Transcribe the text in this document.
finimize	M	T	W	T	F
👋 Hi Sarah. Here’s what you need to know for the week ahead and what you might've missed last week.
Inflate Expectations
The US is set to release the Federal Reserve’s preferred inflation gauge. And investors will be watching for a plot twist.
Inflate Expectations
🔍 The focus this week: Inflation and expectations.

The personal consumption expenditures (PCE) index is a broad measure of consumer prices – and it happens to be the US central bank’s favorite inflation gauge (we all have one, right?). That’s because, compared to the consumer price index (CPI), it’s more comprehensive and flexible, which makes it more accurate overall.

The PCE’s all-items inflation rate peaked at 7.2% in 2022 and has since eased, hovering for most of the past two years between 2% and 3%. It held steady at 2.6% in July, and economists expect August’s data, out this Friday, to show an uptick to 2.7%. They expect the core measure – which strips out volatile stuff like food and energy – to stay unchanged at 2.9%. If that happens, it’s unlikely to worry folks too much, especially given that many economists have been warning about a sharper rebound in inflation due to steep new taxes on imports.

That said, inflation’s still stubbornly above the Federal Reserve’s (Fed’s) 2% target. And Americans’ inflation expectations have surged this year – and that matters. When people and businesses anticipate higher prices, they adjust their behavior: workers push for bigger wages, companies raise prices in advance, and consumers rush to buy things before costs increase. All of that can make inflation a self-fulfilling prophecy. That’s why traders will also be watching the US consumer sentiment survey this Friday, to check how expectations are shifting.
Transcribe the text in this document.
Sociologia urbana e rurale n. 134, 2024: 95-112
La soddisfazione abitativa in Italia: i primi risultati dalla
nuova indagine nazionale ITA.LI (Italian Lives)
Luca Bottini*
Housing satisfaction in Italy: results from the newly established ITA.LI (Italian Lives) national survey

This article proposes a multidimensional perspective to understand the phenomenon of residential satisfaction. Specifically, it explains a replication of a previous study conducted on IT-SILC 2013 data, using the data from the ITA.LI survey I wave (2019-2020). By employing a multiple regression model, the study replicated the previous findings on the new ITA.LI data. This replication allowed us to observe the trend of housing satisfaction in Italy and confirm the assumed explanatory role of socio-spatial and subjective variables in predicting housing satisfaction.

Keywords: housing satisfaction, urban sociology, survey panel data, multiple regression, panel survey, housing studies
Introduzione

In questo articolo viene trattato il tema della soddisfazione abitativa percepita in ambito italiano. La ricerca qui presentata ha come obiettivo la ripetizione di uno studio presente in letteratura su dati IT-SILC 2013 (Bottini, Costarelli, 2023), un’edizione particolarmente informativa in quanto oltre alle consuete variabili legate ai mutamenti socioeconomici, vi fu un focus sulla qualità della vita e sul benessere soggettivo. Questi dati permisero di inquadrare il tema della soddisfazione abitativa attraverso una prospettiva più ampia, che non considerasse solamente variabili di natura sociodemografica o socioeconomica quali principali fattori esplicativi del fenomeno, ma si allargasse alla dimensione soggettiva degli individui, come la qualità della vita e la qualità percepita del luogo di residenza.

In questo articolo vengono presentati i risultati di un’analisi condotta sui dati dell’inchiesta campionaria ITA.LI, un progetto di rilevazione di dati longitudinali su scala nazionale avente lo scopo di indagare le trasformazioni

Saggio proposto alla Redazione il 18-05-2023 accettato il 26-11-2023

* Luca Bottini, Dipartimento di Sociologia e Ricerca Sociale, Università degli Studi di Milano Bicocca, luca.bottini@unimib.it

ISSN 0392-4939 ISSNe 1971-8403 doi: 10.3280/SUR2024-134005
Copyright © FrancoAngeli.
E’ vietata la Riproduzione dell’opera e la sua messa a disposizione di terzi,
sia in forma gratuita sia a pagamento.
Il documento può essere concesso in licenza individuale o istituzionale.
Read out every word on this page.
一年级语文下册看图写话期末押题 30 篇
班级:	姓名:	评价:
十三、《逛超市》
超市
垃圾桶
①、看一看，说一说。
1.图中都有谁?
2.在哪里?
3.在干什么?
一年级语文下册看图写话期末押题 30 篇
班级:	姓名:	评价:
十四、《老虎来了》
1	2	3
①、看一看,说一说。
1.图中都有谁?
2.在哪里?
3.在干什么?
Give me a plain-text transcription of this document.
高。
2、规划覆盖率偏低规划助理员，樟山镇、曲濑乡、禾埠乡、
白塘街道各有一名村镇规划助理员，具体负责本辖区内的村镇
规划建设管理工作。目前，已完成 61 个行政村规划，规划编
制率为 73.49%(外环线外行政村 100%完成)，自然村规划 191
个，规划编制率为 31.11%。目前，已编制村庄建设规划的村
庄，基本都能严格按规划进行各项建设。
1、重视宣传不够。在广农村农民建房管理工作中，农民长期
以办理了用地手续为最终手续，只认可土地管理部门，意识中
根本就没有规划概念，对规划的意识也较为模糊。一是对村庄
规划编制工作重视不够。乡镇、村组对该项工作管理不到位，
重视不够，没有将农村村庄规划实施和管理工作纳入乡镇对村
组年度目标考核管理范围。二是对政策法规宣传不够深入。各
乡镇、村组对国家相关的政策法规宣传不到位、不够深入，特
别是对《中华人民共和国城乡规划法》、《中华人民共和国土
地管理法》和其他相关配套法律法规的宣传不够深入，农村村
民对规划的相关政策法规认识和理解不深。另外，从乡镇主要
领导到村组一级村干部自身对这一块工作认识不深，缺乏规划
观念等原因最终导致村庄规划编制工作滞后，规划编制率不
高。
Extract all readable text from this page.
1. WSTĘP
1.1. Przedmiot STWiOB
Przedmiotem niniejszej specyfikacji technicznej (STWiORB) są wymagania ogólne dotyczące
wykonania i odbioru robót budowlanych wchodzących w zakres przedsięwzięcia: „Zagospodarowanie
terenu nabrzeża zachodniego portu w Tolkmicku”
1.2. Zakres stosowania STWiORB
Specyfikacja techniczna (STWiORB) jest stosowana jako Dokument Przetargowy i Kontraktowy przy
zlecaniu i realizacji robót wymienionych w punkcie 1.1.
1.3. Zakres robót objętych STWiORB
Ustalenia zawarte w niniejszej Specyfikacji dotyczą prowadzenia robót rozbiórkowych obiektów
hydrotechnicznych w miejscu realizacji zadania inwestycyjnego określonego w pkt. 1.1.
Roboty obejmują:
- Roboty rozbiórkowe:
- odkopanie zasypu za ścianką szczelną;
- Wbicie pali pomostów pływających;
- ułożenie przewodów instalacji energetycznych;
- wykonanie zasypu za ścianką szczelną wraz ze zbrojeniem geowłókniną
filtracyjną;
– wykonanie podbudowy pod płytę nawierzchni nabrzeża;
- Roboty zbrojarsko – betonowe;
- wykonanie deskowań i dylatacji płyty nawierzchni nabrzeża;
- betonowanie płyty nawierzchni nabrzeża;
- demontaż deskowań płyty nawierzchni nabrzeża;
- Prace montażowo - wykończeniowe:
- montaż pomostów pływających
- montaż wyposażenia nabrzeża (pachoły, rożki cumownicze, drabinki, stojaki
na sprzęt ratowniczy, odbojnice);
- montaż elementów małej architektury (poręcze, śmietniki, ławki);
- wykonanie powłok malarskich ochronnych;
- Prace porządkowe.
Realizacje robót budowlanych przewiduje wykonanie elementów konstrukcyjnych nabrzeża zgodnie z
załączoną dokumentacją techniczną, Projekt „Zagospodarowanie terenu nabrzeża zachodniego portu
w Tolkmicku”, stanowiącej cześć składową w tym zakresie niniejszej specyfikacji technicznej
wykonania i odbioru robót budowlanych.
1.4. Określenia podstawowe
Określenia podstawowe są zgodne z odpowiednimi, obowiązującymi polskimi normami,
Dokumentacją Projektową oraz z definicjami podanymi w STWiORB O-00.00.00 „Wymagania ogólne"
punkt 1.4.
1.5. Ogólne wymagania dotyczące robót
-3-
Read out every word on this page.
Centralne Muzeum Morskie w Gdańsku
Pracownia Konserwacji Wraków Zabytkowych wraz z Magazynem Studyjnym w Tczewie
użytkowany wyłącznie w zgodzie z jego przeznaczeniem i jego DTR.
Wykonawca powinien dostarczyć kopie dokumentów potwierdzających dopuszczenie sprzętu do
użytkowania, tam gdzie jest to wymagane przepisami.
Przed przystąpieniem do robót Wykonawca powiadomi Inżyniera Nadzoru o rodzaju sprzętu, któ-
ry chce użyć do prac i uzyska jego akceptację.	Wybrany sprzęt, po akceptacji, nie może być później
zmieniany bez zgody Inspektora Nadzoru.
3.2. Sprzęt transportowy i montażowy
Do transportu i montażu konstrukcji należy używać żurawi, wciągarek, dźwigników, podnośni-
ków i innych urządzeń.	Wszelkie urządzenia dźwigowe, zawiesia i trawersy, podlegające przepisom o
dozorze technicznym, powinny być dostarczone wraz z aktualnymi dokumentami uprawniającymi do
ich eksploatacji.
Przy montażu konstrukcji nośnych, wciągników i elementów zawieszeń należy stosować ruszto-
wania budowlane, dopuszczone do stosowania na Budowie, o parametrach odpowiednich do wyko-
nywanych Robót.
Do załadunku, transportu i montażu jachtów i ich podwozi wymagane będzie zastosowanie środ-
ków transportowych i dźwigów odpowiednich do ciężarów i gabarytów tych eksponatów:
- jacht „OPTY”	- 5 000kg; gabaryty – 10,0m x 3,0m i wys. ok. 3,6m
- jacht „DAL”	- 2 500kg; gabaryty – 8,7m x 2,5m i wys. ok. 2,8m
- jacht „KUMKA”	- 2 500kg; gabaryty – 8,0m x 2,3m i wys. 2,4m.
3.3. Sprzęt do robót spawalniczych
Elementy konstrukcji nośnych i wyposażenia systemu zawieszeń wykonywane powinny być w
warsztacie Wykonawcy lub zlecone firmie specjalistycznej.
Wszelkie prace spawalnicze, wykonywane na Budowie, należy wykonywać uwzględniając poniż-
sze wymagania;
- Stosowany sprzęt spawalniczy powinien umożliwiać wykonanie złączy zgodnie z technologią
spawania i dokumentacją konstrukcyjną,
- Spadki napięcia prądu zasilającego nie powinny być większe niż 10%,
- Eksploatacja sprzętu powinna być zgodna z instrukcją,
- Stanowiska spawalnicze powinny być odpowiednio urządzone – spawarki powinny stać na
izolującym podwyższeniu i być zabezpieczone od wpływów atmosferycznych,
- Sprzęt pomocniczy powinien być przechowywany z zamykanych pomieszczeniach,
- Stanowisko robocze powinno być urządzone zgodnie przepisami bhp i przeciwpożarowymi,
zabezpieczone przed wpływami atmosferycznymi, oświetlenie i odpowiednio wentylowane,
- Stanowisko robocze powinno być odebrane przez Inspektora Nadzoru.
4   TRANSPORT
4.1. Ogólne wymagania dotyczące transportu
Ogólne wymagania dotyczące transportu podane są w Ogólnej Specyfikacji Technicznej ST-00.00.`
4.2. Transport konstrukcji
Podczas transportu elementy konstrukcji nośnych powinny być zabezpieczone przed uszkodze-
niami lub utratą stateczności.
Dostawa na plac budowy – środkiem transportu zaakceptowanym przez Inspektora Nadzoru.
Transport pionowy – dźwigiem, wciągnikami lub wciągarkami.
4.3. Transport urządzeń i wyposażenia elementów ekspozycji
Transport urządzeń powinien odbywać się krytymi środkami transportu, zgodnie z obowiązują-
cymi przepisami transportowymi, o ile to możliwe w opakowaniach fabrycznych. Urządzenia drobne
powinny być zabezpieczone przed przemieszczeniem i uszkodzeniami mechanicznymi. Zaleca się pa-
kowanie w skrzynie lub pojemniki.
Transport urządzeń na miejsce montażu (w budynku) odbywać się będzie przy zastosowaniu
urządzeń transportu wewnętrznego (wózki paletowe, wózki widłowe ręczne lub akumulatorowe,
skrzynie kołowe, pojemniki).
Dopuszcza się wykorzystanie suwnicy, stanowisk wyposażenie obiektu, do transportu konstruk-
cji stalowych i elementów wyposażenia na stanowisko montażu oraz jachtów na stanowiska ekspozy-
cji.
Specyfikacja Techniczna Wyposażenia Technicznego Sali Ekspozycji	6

- Instructions to follow -
Exactly how many lines of the listing above contain the string "jest"? Give no more than the number.

- Task answer -
2